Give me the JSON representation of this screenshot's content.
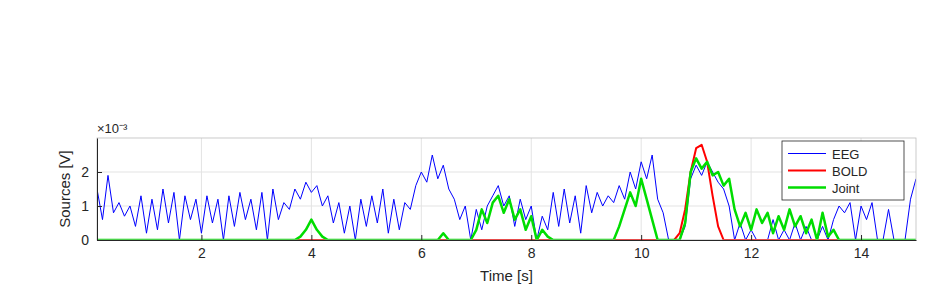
{
  "chart_data": {
    "type": "line",
    "x_label": "Time [s]",
    "y_label": "Sources [V]",
    "annotations": [
      "×10⁻³"
    ],
    "xlim": [
      0.1,
      15
    ],
    "ylim": [
      0,
      0.003
    ],
    "xticks": [
      2,
      4,
      6,
      8,
      10,
      12,
      14
    ],
    "yticks": [
      0,
      {
        "value": 0.001,
        "label": "1"
      },
      {
        "value": 0.002,
        "label": "2"
      }
    ],
    "grid": true,
    "legend": "northeast",
    "x": [
      0.1,
      0.2,
      0.3,
      0.4,
      0.5,
      0.6,
      0.7,
      0.8,
      0.9,
      1.0,
      1.1,
      1.2,
      1.3,
      1.4,
      1.5,
      1.6,
      1.7,
      1.8,
      1.9,
      2.0,
      2.1,
      2.2,
      2.3,
      2.4,
      2.5,
      2.6,
      2.7,
      2.8,
      2.9,
      3.0,
      3.1,
      3.2,
      3.3,
      3.4,
      3.5,
      3.6,
      3.7,
      3.8,
      3.9,
      4.0,
      4.1,
      4.2,
      4.3,
      4.4,
      4.5,
      4.6,
      4.7,
      4.8,
      4.9,
      5.0,
      5.1,
      5.2,
      5.3,
      5.4,
      5.5,
      5.6,
      5.7,
      5.8,
      5.9,
      6.0,
      6.1,
      6.2,
      6.3,
      6.4,
      6.5,
      6.6,
      6.7,
      6.8,
      6.9,
      7.0,
      7.1,
      7.2,
      7.3,
      7.4,
      7.5,
      7.6,
      7.7,
      7.8,
      7.9,
      8.0,
      8.1,
      8.2,
      8.3,
      8.4,
      8.5,
      8.6,
      8.7,
      8.8,
      8.9,
      9.0,
      9.1,
      9.2,
      9.3,
      9.4,
      9.5,
      9.6,
      9.7,
      9.8,
      9.9,
      10.0,
      10.1,
      10.2,
      10.3,
      10.4,
      10.5,
      10.6,
      10.7,
      10.8,
      10.9,
      11.0,
      11.1,
      11.2,
      11.3,
      11.4,
      11.5,
      11.6,
      11.7,
      11.8,
      11.9,
      12.0,
      12.1,
      12.2,
      12.3,
      12.4,
      12.5,
      12.6,
      12.7,
      12.8,
      12.9,
      13.0,
      13.1,
      13.2,
      13.3,
      13.4,
      13.5,
      13.6,
      13.7,
      13.8,
      13.9,
      14.0,
      14.1,
      14.2,
      14.3,
      14.4,
      14.5,
      14.6,
      14.7,
      14.8,
      14.9,
      15.0
    ],
    "series": [
      {
        "name": "EEG",
        "color": "#0000ff",
        "values": [
          0.0015,
          0.0006,
          0.0019,
          0.0008,
          0.0011,
          0.0007,
          0.001,
          0.0004,
          0.0013,
          0.0002,
          0.0012,
          0.0003,
          0.0015,
          0.0005,
          0.0014,
          0,
          0.0013,
          0.0006,
          0.0012,
          0.0002,
          0.0013,
          0.0005,
          0.0012,
          0,
          0.0013,
          0.0004,
          0.0014,
          0.0006,
          0.0012,
          0.0003,
          0.0014,
          0,
          0.0015,
          0.0006,
          0.0011,
          0.0009,
          0.0015,
          0.0012,
          0.0017,
          0.0014,
          0.0016,
          0.001,
          0.0013,
          0.0005,
          0.0011,
          0.0002,
          0.001,
          0,
          0.0012,
          0.0004,
          0.0013,
          0.0005,
          0.0015,
          0.0002,
          0.0012,
          0.0003,
          0.0011,
          0.0009,
          0.0016,
          0.002,
          0.0017,
          0.0025,
          0.0018,
          0.0022,
          0.0015,
          0.0012,
          0.0006,
          0.001,
          0,
          0.0009,
          0.0003,
          0.001,
          0.0013,
          0.0016,
          0.001,
          0.0013,
          0.0004,
          0.0012,
          0.0006,
          0.001,
          0,
          0.0007,
          0.0003,
          0.0014,
          0.0004,
          0.0015,
          0.0005,
          0.0013,
          0.0002,
          0.0016,
          0.0008,
          0.0014,
          0.001,
          0.0013,
          0.0011,
          0.0016,
          0.0012,
          0.002,
          0.0015,
          0.0023,
          0.0018,
          0.0025,
          0.0012,
          0.0008,
          0,
          0,
          0,
          0.0004,
          0.0018,
          0.0022,
          0.0019,
          0.0023,
          0.002,
          0.0017,
          0.0015,
          0.001,
          0,
          0.0005,
          0,
          0.0003,
          0,
          0,
          0,
          0.0006,
          0,
          0.0003,
          0,
          0.0005,
          0,
          0.0004,
          0,
          0,
          0.0004,
          0,
          0.0006,
          0.001,
          0.0008,
          0.0011,
          0,
          0.001,
          0.0006,
          0.0011,
          0,
          0,
          0.0009,
          0,
          0,
          0,
          0.0012,
          0.0018
        ]
      },
      {
        "name": "BOLD",
        "color": "#ff0000",
        "values": [
          0,
          0,
          0,
          0,
          0,
          0,
          0,
          0,
          0,
          0,
          0,
          0,
          0,
          0,
          0,
          0,
          0,
          0,
          0,
          0,
          0,
          0,
          0,
          0,
          0,
          0,
          0,
          0,
          0,
          0,
          0,
          0,
          0,
          0,
          0,
          0,
          0,
          0,
          0,
          0,
          0,
          0,
          0,
          0,
          0,
          0,
          0,
          0,
          0,
          0,
          0,
          0,
          0,
          0,
          0,
          0,
          0,
          0,
          0,
          0,
          0,
          0,
          0,
          0,
          0,
          0,
          0,
          0,
          0,
          0,
          0,
          0,
          0,
          0,
          0,
          0,
          0,
          0,
          0,
          0,
          0,
          0,
          0,
          0,
          0,
          0,
          0,
          0,
          0,
          0,
          0,
          0,
          0,
          0,
          0,
          0,
          0,
          0,
          0,
          0,
          0,
          0,
          0,
          0,
          0,
          0,
          0.0002,
          0.0009,
          0.002,
          0.0027,
          0.0028,
          0.0023,
          0.0013,
          0.0004,
          0,
          0,
          0,
          0,
          0,
          0,
          0,
          0,
          0,
          0,
          0,
          0,
          0,
          0,
          0,
          0,
          0,
          0,
          0,
          0,
          0,
          0,
          0,
          0,
          0,
          0,
          0,
          0,
          0,
          0,
          0,
          0,
          0,
          0,
          0,
          0
        ]
      },
      {
        "name": "Joint",
        "color": "#00dd00",
        "values": [
          0,
          0,
          0,
          0,
          0,
          0,
          0,
          0,
          0,
          0,
          0,
          0,
          0,
          0,
          0,
          0,
          0,
          0,
          0,
          0,
          0,
          0,
          0,
          0,
          0,
          0,
          0,
          0,
          0,
          0,
          0,
          0,
          0,
          0,
          0,
          0,
          0,
          0.0001,
          0.0003,
          0.0006,
          0.0003,
          0.0001,
          0,
          0,
          0,
          0,
          0,
          0,
          0,
          0,
          0,
          0,
          0,
          0,
          0,
          0,
          0,
          0,
          0,
          0,
          0,
          0,
          0,
          0.0002,
          0,
          0,
          0,
          0,
          0,
          0.0003,
          0.0009,
          0.0005,
          0.0011,
          0.0013,
          0.0008,
          0.0012,
          0.0006,
          0.0009,
          0.0003,
          0.0007,
          0,
          0.0003,
          0.0001,
          0,
          0,
          0,
          0,
          0,
          0,
          0,
          0,
          0,
          0,
          0,
          0,
          0.0004,
          0.0009,
          0.0014,
          0.001,
          0.0018,
          0.0012,
          0.0006,
          0,
          0,
          0,
          0,
          0,
          0.0005,
          0.002,
          0.0024,
          0.0021,
          0.0023,
          0.0019,
          0.002,
          0.0016,
          0.0018,
          0.0009,
          0.0004,
          0.0008,
          0.0003,
          0.0009,
          0.0005,
          0.0008,
          0.0002,
          0.0007,
          0.0003,
          0.0009,
          0.0004,
          0.0007,
          0.0002,
          0.0006,
          0,
          0.0008,
          0.0001,
          0.0003,
          0,
          0,
          0,
          0,
          0,
          0,
          0,
          0,
          0,
          0,
          0,
          0,
          0,
          0,
          0
        ]
      }
    ]
  }
}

= = =

WRITTEN REQUEST
Examine the entries and report how many of their lines contain the string "color", giving no more than the number.

ANSWER FOR THIS EXERCISE
3